◆ **本文抜粋**
------------------------------------------------

請求書発行業務とは、提供した商品やサービスの代金を請求・回収するために必要な業務のことです。
請求書発行業務の例は、次のとおりです。

  • 作成
  • 送付
  • 保管
  • システム連携

一般企業では、経理担当や業務スタッフが対応するケースが多いでしょう。請求書発行業務は取引のたびに発生することから、ルーティンワークの性質を持っています。しかし、業務効率化には課題が多く、手作業での業務が続いている会社も多くみられます。

請求書発行システムとは

請求書発行システムとは、請求書発行に関する業務を自動化するシステムを指します。
まずは、いままでの請求書発行に必要な流れを見てみましょう。

  • Excelに手作業で請求書を作成
  • 手作業で封入・郵送
  • PDF化してメールに添付
  • 資料を指定のフォルダに保管

上記のとおり、請求書発行業務は担当者がひとつひとつを手作業で行い、手間と時間がかかっています。そのほか情報共有やコスト面で、請求書発行の方法には改善の余地が多く残っていました。
この課題を解決するのが、請求書発行システムです。
請求書発行システムを利用すれば、先述した現在の業務フローがすべて自動で完結します。

  • 作成
  • 送付
  • 保管
  • システム連携

時間がかかっていた作業をまとめて解決できるため、作業別に業務削減に取り組むよりも簡単に効率化が図れるのがメリットです。
ここからは、請求書発行システムの種類について解説します。
請求書発行システムにはふたつの種類があります。

  • クラウド型
  • オンプレミス型

それぞれの比較表は、以下のとおりです。

------------------------------------------------

◆ **一部の項目**
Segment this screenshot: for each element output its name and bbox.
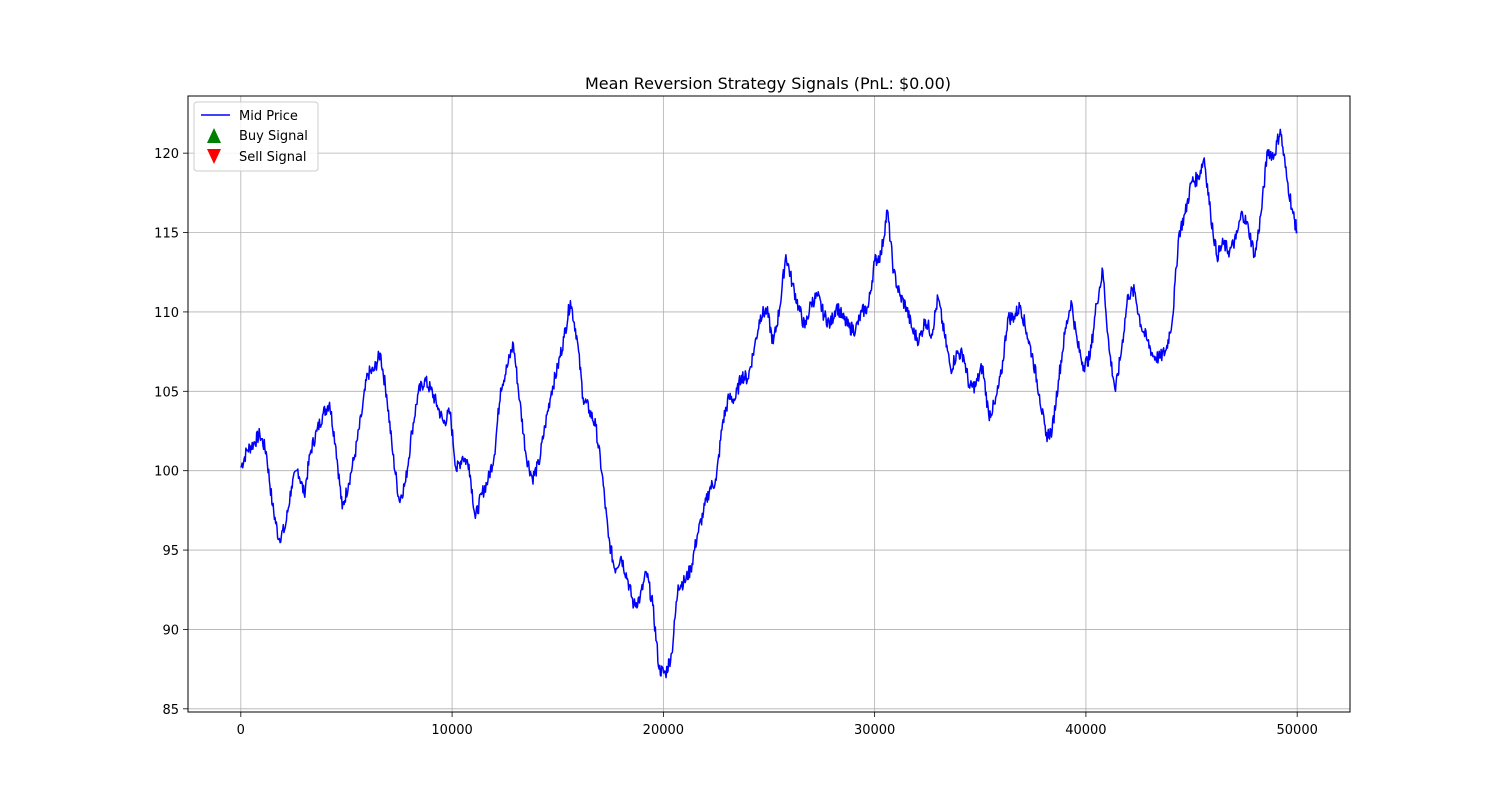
x-tick-label: 50000 xyxy=(1277,723,1318,738)
plot-area xyxy=(240,128,1298,679)
y-tick-label: 120 xyxy=(154,147,179,162)
y-tick-label: 95 xyxy=(162,544,179,559)
legend-sell-marker-icon xyxy=(207,149,221,164)
axes-frame xyxy=(187,95,1351,713)
legend-label-buy-signal: Buy Signal xyxy=(239,129,308,144)
x-tick-label: 40000 xyxy=(1065,723,1106,738)
axis-ticks: 0 10000 20000 30000 40000 50000 85 90 95 100 105 11… xyxy=(154,147,1318,738)
y-tick-label: 85 xyxy=(162,703,179,718)
y-tick-label: 110 xyxy=(154,306,179,321)
x-tick-label: 30000 xyxy=(854,723,895,738)
y-tick-label: 115 xyxy=(154,227,179,242)
legend-buy-marker-icon xyxy=(207,128,221,143)
y-tick-label: 105 xyxy=(154,385,179,400)
legend-label-sell-signal: Sell Signal xyxy=(239,150,307,165)
mid-price-line xyxy=(240,128,1298,679)
legend: Mid Price Buy Signal Sell Signal xyxy=(193,101,319,172)
legend-label-mid-price: Mid Price xyxy=(239,109,298,124)
legend-box xyxy=(193,101,319,172)
grid xyxy=(188,96,1350,712)
y-tick-label: 90 xyxy=(162,623,179,638)
x-tick-label: 20000 xyxy=(643,723,684,738)
y-tick-label: 100 xyxy=(154,465,179,480)
x-tick-label: 10000 xyxy=(431,723,472,738)
chart-title: Mean Reversion Strategy Signals (PnL: $0… xyxy=(585,74,951,93)
x-tick-label: 0 xyxy=(237,723,245,738)
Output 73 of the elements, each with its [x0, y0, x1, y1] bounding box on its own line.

------------------------------------------------

◆ **課題一覧**
1 > 請求書発行業務についての文章に基づき、次の問いに答えなさい。
(a) 一般企業で請求書発行業務に対応することが多いのは、だれか。
(b) 請求書発行システムとは、どのようなシステムを指すか。
(c) 請求書発行システムには何種類あり、それぞれ何と呼ばれるか。
2 > 請求書発行システムについての文章を、最後の文に続けて書き進めなさい。

◆ **解答**
1 >
(a) 経理担当や業務スタッフ
(b) 請求書発行に関する業務を自動化するシステム
(c) ふたつの種類があり、クラウド型とオンプレミス型である。

2 >
クラウド型

オンプレミス型

特徴

インターネット上のサービスを利用する

自社のサーバーにシステムを構築する

メリット

外出先でも作業できる

カスタマイズ性が高い

デメリット

情報漏洩のリスクがある

保守・管理に専門知識が必要

導入の技術的な難易度

低い

高い

同時アクセスへの対応

導入コスト

安い

高い

支払い方法

サブスクリプション方式など

買い切り式、ライセンス式など

オンプレミス型は自社のシステムに手を加えるため、導入の難易度が高いといえます。データの引き継ぎにエラー対応が発生した場合は、取引先に迷惑をかけてしまう恐れも少なくありません。そこで、近年はクラウド型の請求書発行システムを利用する会社が増加中です。
クラウド型のように、クラウドサーバーにあるソフトウェアをインターネット経由で利用するサービスを「SaaS」と呼びます。
クラウド型の請求書発行システムには、安全性に不安がある方もいるかもしれません。しかし、多くの請求書発行システムには強固なセキュリティが施されており、個人情報を厳重に管理しています。
現在サービスを展開するクラウド型の請求書発行システムでは、一般的に次のセキュリティ対策に力を入れています。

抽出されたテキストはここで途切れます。